**EXERCISE BRIEF**
Pull every line from the entries below verbatim, leaving out the pictures.

**SUPPLIED MATERIAL**
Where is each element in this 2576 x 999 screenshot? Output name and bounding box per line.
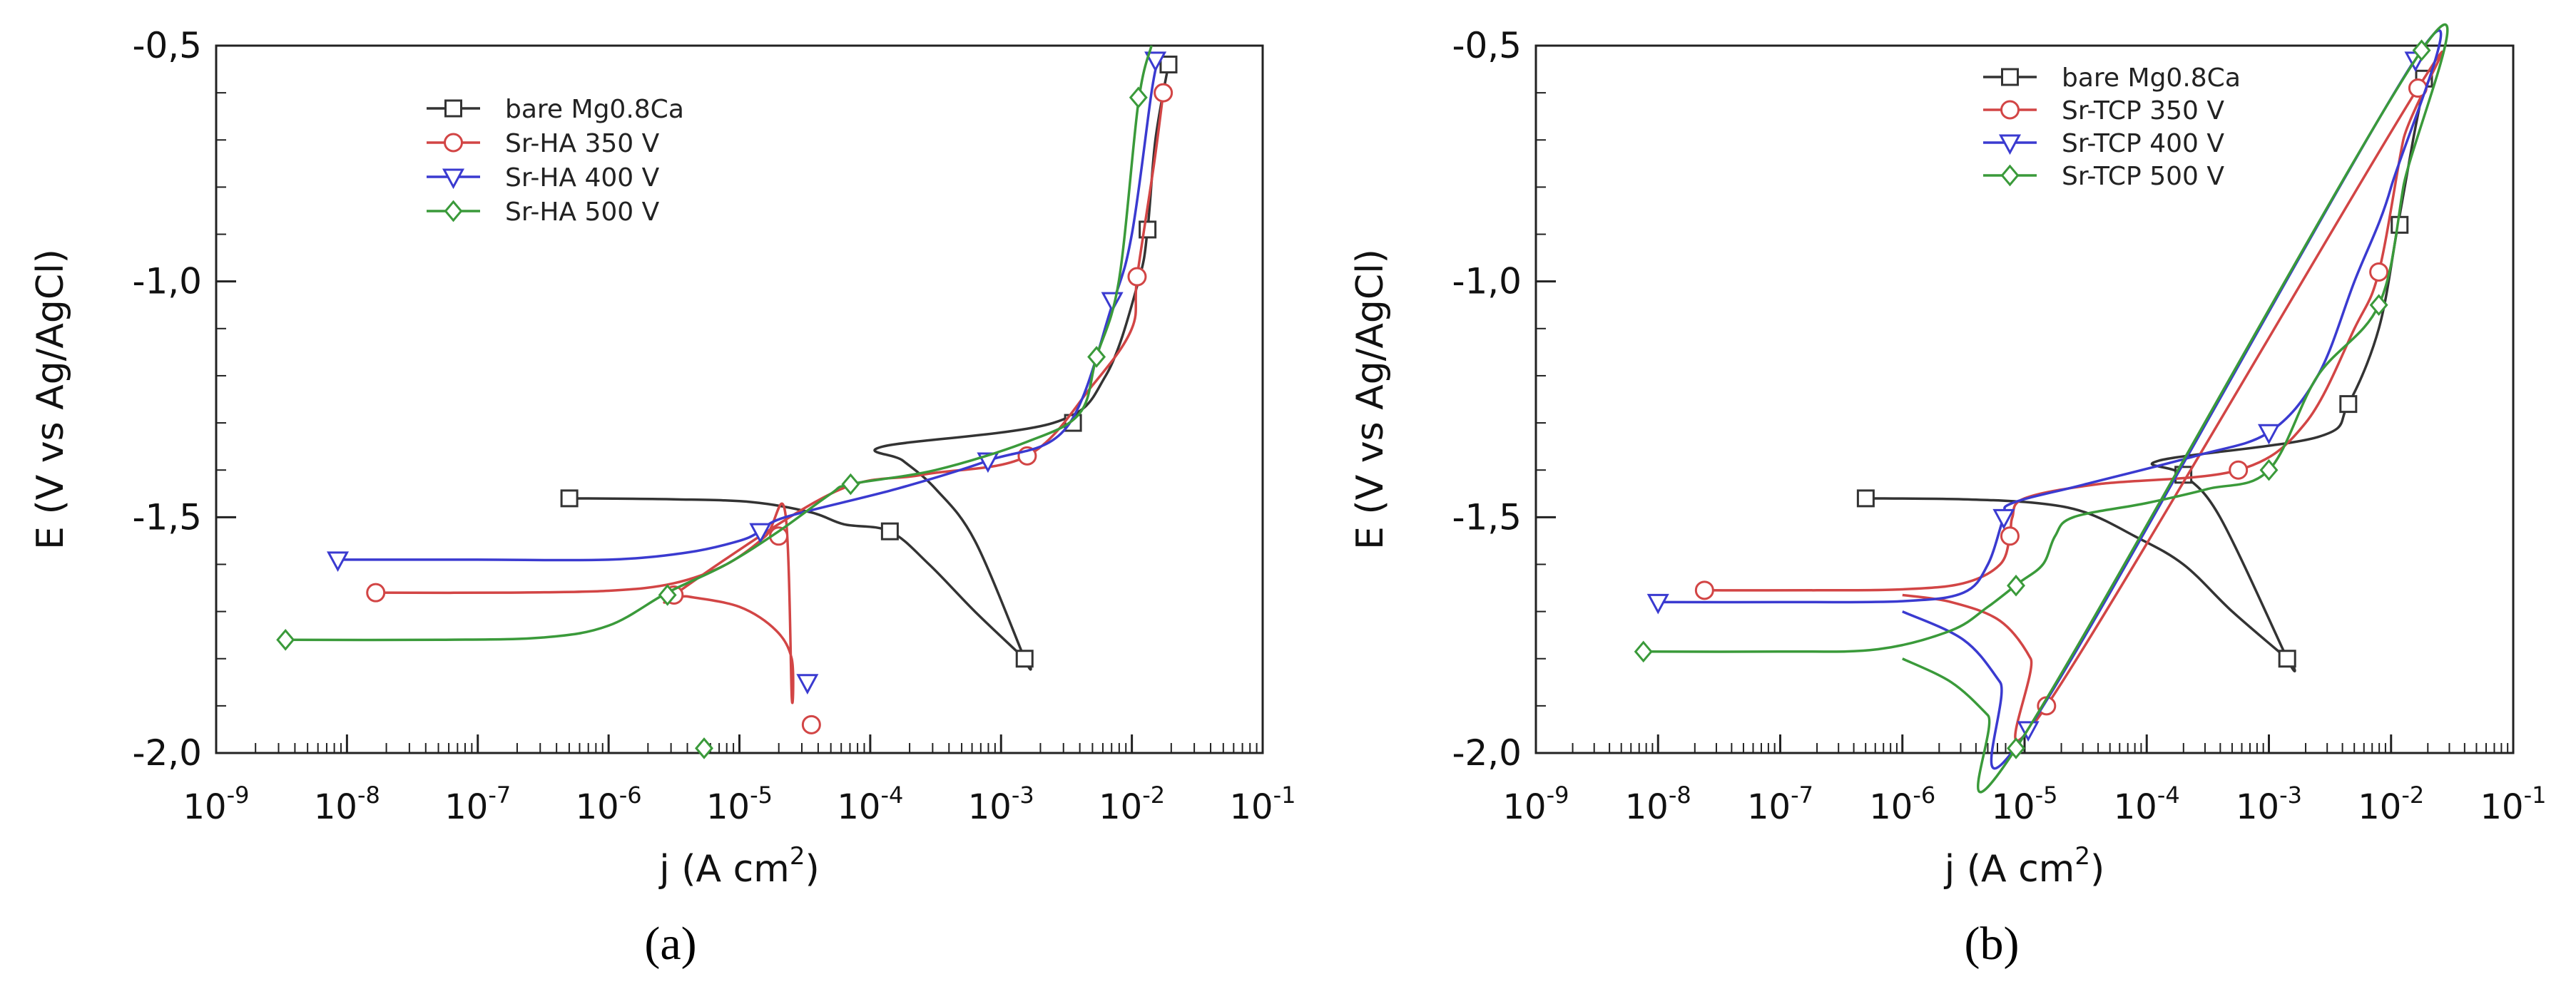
y-tick-label: -0,5 [1452,25,1522,66]
x-tick-label: 10-7 [444,782,511,827]
series-line [1704,51,2444,742]
data-point [880,522,899,541]
data-point [2007,737,2025,759]
data-point [1694,580,1714,600]
y-tick-label: -2,0 [132,732,202,774]
series-line [1643,24,2449,794]
legend-label: Sr-HA 400 V [505,163,660,193]
legend-marker [444,200,463,222]
x-tick-label: 10-2 [1099,782,1165,827]
x-tick-label: 10-4 [837,782,903,827]
data-point [1127,267,1147,287]
legend-label: bare Mg0.8Ca [2062,63,2241,93]
x-tick-label: 10-2 [2358,782,2424,827]
x-tick-label: 10-1 [2480,782,2547,827]
data-point [695,737,713,759]
panel-a-label: (a) [644,918,696,970]
x-tick-label: 10-3 [2236,782,2302,827]
data-point [2259,458,2279,481]
y-tick-label: -1,0 [1452,261,1522,302]
data-point [796,674,819,695]
series-sr-ha-500-v [276,45,1153,759]
y-tick-label: -2,0 [1452,732,1522,774]
series-sr-ha-400-v [327,51,1167,695]
x-tick-label: 10-1 [1230,782,1296,827]
legend-label: Sr-TCP 350 V [2062,96,2224,125]
legend: bare Mg0.8Ca Sr-TCP 350 V Sr-TCP 400 V Sr-T… [1983,63,2241,191]
data-point [749,523,772,544]
x-tick-label: 10-6 [1869,782,1935,827]
legend-marker [444,133,463,153]
data-point [2278,650,2296,668]
x-tick-label: 10-5 [1992,782,2058,827]
series-sr-tcp-500-v [1634,24,2449,794]
data-point [2369,294,2388,317]
data-point [2339,395,2358,414]
data-point [841,473,860,496]
legend-marker [2000,164,2020,187]
y-tick-label: -1,5 [1452,496,1522,538]
x-tick-label: 10-7 [1747,782,1813,827]
series-line [375,92,1165,705]
x-tick-label: 10-5 [706,782,773,827]
legend-marker [444,99,462,118]
data-point [1144,51,1167,72]
legend-label: Sr-HA 500 V [505,198,660,227]
data-point [2369,262,2389,282]
data-point [560,489,579,508]
data-point [1992,508,2015,530]
legend-label: Sr-HA 350 V [505,129,660,158]
x-axis-title: j (A cm2) [658,842,820,891]
data-point [327,551,350,573]
data-point [276,628,295,651]
x-tick-label: 10-4 [2114,782,2180,827]
data-point [1129,86,1148,109]
data-point [1087,346,1106,368]
data-point [2007,574,2025,597]
data-point [1015,650,1034,668]
legend-marker [2000,100,2020,120]
data-point [1159,55,1178,73]
series-line [1865,78,2427,672]
data-point [658,584,677,606]
y-tick-label: -0,5 [132,25,202,66]
series-line [285,45,1153,642]
x-tick-label: 10-9 [183,782,250,827]
data-point [2229,460,2249,480]
chart-panel-b: 10-9 10-8 10-7 10-6 10-5 10-4 10-3 10-2 10-1 -0,5… [1349,24,2546,891]
series-sr-tcp-350-v [1694,51,2444,742]
data-point [1154,83,1174,103]
x-tick-label: 10-3 [968,782,1034,827]
y-tick-label: -1,0 [132,261,202,302]
x-tick-label: 10-9 [1503,782,1569,827]
data-point [801,714,821,734]
legend: bare Mg0.8Ca Sr-HA 350 V Sr-HA 400 V Sr-HA … [427,95,684,227]
data-point [1634,640,1653,663]
series-line [337,59,1160,562]
data-point [366,583,386,603]
legend-marker [1998,134,2022,155]
x-tick-label: 10-8 [314,782,380,827]
data-point [2000,526,2020,546]
legend-label: Sr-TCP 400 V [2062,129,2224,158]
data-point [2412,39,2431,61]
legend-label: Sr-TCP 500 V [2062,162,2224,191]
data-point [2257,424,2281,445]
legend-marker [442,168,465,190]
x-axis-title: j (A cm2) [1944,842,2105,891]
y-tick-label: -1,5 [132,496,202,538]
x-tick-label: 10-8 [1625,782,1691,827]
data-point [1646,593,1669,615]
legend-label: bare Mg0.8Ca [505,95,684,124]
legend-marker [2001,68,2019,86]
panel-b-label: (b) [1965,918,2020,970]
chart-panel-a: 10-9 10-8 10-7 10-6 10-5 10-4 10-3 10-2 10-1 -0,5… [29,25,1295,891]
y-axis-title: E (V vs Ag/AgCl) [29,249,72,550]
y-axis-title: E (V vs Ag/AgCl) [1349,249,1392,550]
data-point [1856,489,1875,508]
x-tick-label: 10-6 [576,782,642,827]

**OUTPUT FOR THIS TASK**
Where is each element in this 2576 x 999 screenshot? Output name and bounding box per line.
y-tick-label: -0,5 [1452,25,1522,66]
x-tick-label: 10-7 [444,782,511,827]
series-line [1704,51,2444,742]
data-point [880,522,899,541]
data-point [2007,737,2025,759]
data-point [1694,580,1714,600]
y-tick-label: -2,0 [132,732,202,774]
series-line [1643,24,2449,794]
legend-label: Sr-HA 400 V [505,163,660,193]
legend-marker [444,200,463,222]
x-tick-label: 10-2 [1099,782,1165,827]
x-tick-label: 10-4 [837,782,903,827]
data-point [1127,267,1147,287]
legend-label: bare Mg0.8Ca [2062,63,2241,93]
x-tick-label: 10-2 [2358,782,2424,827]
x-tick-label: 10-1 [2480,782,2547,827]
data-point [695,737,713,759]
panel-a-label: (a) [644,918,696,970]
x-tick-label: 10-3 [2236,782,2302,827]
data-point [2259,458,2279,481]
y-tick-label: -1,0 [1452,261,1522,302]
data-point [796,674,819,695]
series-sr-ha-500-v [276,45,1153,759]
y-tick-label: -2,0 [1452,732,1522,774]
series-sr-ha-400-v [327,51,1167,695]
x-tick-label: 10-1 [1230,782,1296,827]
legend-label: Sr-TCP 350 V [2062,96,2224,125]
legend: bare Mg0.8Ca Sr-TCP 350 V Sr-TCP 400 V Sr-T… [1983,63,2241,191]
data-point [749,523,772,544]
x-tick-label: 10-6 [1869,782,1935,827]
legend-marker [444,133,463,153]
data-point [2278,650,2296,668]
x-tick-label: 10-5 [1992,782,2058,827]
series-sr-tcp-500-v [1634,24,2449,794]
data-point [2369,294,2388,317]
data-point [2339,395,2358,414]
data-point [841,473,860,496]
legend-marker [2000,164,2020,187]
y-tick-label: -1,5 [1452,496,1522,538]
x-tick-label: 10-7 [1747,782,1813,827]
series-line [375,92,1165,705]
x-tick-label: 10-5 [706,782,773,827]
legend-marker [444,99,462,118]
data-point [1144,51,1167,72]
legend-label: Sr-HA 500 V [505,198,660,227]
data-point [2369,262,2389,282]
data-point [560,489,579,508]
data-point [1992,508,2015,530]
legend-label: Sr-HA 350 V [505,129,660,158]
x-axis-title: j (A cm2) [658,842,820,891]
data-point [327,551,350,573]
data-point [276,628,295,651]
x-tick-label: 10-4 [2114,782,2180,827]
data-point [1129,86,1148,109]
data-point [1087,346,1106,368]
data-point [2007,574,2025,597]
data-point [1015,650,1034,668]
legend-marker [2000,100,2020,120]
data-point [1159,55,1178,73]
series-line [1865,78,2427,672]
data-point [658,584,677,606]
y-tick-label: -0,5 [132,25,202,66]
series-line [285,45,1153,642]
x-tick-label: 10-9 [183,782,250,827]
data-point [2229,460,2249,480]
chart-panel-b: 10-9 10-8 10-7 10-6 10-5 10-4 10-3 10-2 10-1 -0,5… [1349,24,2546,891]
series-sr-tcp-350-v [1694,51,2444,742]
data-point [1154,83,1174,103]
x-tick-label: 10-3 [968,782,1034,827]
y-tick-label: -1,0 [132,261,202,302]
x-tick-label: 10-9 [1503,782,1569,827]
data-point [801,714,821,734]
legend: bare Mg0.8Ca Sr-HA 350 V Sr-HA 400 V Sr-HA … [427,95,684,227]
data-point [1634,640,1653,663]
series-line [337,59,1160,562]
data-point [366,583,386,603]
legend-marker [1998,134,2022,155]
x-tick-label: 10-8 [314,782,380,827]
data-point [2000,526,2020,546]
legend-label: Sr-TCP 400 V [2062,129,2224,158]
data-point [2412,39,2431,61]
legend-label: Sr-TCP 500 V [2062,162,2224,191]
data-point [2257,424,2281,445]
legend-marker [442,168,465,190]
x-axis-title: j (A cm2) [1944,842,2105,891]
y-tick-label: -1,5 [132,496,202,538]
x-tick-label: 10-8 [1625,782,1691,827]
data-point [1646,593,1669,615]
legend-label: bare Mg0.8Ca [505,95,684,124]
legend-marker [2001,68,2019,86]
panel-b-label: (b) [1965,918,2020,970]
chart-panel-a: 10-9 10-8 10-7 10-6 10-5 10-4 10-3 10-2 10-1 -0,5… [29,25,1295,891]
y-axis-title: E (V vs Ag/AgCl) [29,249,72,550]
y-axis-title: E (V vs Ag/AgCl) [1349,249,1392,550]
data-point [1856,489,1875,508]
x-tick-label: 10-6 [576,782,642,827]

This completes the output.